### [Problem description]
Every line of the data that contains the string "snabbt" must be copied.

### [Supplied entries]
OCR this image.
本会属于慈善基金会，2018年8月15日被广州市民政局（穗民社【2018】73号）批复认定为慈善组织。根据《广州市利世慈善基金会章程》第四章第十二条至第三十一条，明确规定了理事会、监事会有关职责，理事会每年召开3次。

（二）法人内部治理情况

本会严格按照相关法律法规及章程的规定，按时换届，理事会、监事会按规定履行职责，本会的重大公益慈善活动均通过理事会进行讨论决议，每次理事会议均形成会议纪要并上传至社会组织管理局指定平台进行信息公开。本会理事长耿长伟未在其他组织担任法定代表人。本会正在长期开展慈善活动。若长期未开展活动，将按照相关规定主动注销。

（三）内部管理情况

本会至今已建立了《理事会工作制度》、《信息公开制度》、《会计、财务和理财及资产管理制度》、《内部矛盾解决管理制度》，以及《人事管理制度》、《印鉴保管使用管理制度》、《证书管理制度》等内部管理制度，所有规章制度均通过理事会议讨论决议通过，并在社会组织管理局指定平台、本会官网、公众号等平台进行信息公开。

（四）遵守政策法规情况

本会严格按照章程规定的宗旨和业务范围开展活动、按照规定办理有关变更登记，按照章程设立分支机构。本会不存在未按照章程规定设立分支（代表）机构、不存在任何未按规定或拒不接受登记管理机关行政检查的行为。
==
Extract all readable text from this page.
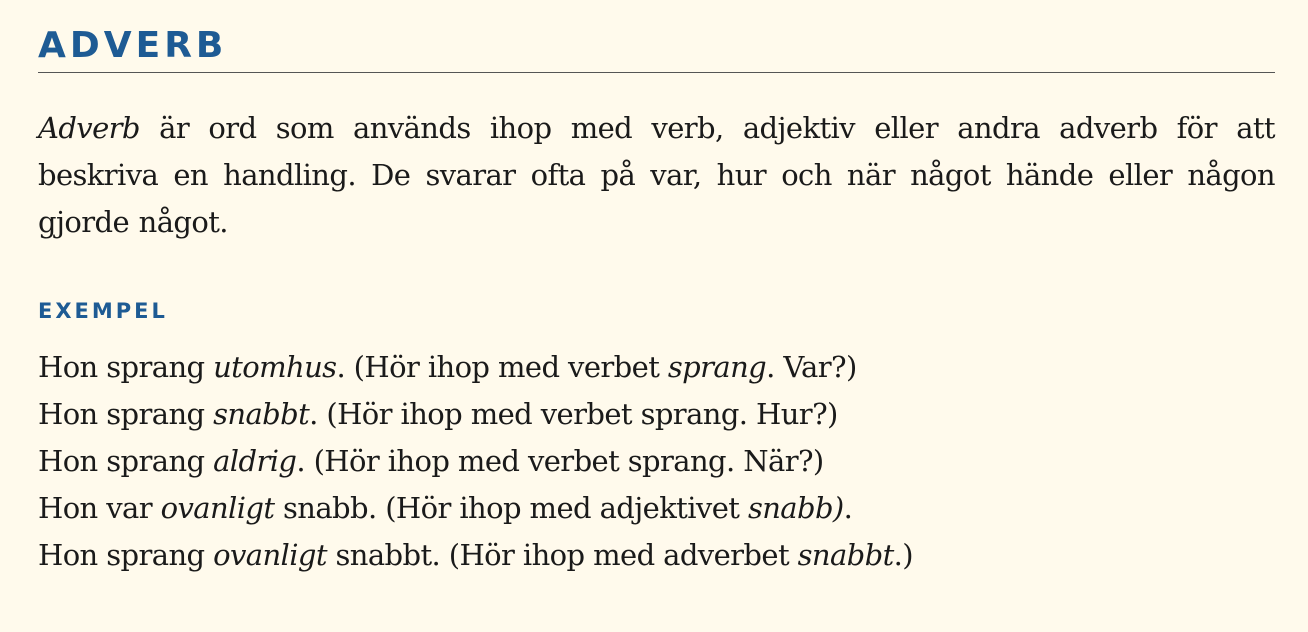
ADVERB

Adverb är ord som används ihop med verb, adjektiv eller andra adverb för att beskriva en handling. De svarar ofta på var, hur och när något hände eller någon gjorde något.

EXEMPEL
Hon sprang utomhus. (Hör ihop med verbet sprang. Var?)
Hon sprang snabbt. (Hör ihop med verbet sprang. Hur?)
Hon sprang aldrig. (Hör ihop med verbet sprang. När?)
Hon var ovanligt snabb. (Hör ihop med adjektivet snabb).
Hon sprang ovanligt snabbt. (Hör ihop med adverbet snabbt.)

### [Task solution]
Hon sprang snabbt. (Hör ihop med verbet sprang. Hur?)
Hon sprang ovanligt snabbt. (Hör ihop med adverbet snabbt.)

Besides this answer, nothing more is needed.